------ TASK INPUTS ------

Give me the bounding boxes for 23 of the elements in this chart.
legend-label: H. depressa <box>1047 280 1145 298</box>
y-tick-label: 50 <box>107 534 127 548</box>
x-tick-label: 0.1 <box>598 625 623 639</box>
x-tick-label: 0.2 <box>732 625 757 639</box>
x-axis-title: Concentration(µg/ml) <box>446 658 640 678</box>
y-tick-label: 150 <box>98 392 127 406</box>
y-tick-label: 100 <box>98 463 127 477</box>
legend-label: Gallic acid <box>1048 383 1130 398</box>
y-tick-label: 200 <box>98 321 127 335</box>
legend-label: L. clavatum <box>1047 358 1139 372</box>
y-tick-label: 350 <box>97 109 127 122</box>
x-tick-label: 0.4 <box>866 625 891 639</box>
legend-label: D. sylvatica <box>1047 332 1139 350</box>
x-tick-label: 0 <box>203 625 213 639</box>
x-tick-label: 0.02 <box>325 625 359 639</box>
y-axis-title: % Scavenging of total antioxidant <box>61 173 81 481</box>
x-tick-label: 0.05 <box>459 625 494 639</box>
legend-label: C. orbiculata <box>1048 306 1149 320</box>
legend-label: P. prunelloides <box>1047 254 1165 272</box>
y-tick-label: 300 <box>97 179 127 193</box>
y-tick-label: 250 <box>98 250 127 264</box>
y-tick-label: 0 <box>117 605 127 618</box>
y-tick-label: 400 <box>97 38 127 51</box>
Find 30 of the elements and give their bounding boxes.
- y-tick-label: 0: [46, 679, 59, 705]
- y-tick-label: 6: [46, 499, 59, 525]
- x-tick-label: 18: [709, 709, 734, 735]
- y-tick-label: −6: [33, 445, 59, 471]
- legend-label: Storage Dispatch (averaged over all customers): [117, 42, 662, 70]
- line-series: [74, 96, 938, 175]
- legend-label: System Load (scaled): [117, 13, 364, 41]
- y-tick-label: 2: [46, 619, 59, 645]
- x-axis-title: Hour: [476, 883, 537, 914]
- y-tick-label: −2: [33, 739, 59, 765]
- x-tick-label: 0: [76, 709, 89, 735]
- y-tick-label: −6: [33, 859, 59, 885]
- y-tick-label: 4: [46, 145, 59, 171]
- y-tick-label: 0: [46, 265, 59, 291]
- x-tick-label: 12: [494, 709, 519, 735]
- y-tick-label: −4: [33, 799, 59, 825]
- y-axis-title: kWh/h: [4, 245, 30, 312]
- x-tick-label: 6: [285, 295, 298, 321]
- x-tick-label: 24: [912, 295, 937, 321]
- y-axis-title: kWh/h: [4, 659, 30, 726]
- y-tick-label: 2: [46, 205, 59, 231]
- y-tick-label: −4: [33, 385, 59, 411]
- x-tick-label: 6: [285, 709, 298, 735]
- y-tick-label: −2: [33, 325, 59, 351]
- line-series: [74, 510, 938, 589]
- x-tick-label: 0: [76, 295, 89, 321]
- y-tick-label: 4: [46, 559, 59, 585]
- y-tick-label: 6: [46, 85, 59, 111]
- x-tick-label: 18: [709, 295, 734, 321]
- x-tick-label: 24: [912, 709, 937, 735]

------

- [EXERCISE AIM]:
Can you copy out the data above line for line, from its very first line through the line containing "y-tick-label: 0 <box>117 605 127 618</box>", with both of those lines included?

- [RESPONSE]:
Give me the bounding boxes for 23 of the elements in this chart.
legend-label: H. depressa <box>1047 280 1145 298</box>
y-tick-label: 50 <box>107 534 127 548</box>
x-tick-label: 0.1 <box>598 625 623 639</box>
x-tick-label: 0.2 <box>732 625 757 639</box>
x-axis-title: Concentration(µg/ml) <box>446 658 640 678</box>
y-tick-label: 150 <box>98 392 127 406</box>
y-tick-label: 100 <box>98 463 127 477</box>
legend-label: Gallic acid <box>1048 383 1130 398</box>
y-tick-label: 200 <box>98 321 127 335</box>
legend-label: L. clavatum <box>1047 358 1139 372</box>
y-tick-label: 350 <box>97 109 127 122</box>
x-tick-label: 0.4 <box>866 625 891 639</box>
legend-label: D. sylvatica <box>1047 332 1139 350</box>
x-tick-label: 0 <box>203 625 213 639</box>
x-tick-label: 0.02 <box>325 625 359 639</box>
y-axis-title: % Scavenging of total antioxidant <box>61 173 81 481</box>
x-tick-label: 0.05 <box>459 625 494 639</box>
legend-label: C. orbiculata <box>1048 306 1149 320</box>
legend-label: P. prunelloides <box>1047 254 1165 272</box>
y-tick-label: 300 <box>97 179 127 193</box>
y-tick-label: 250 <box>98 250 127 264</box>
y-tick-label: 0 <box>117 605 127 618</box>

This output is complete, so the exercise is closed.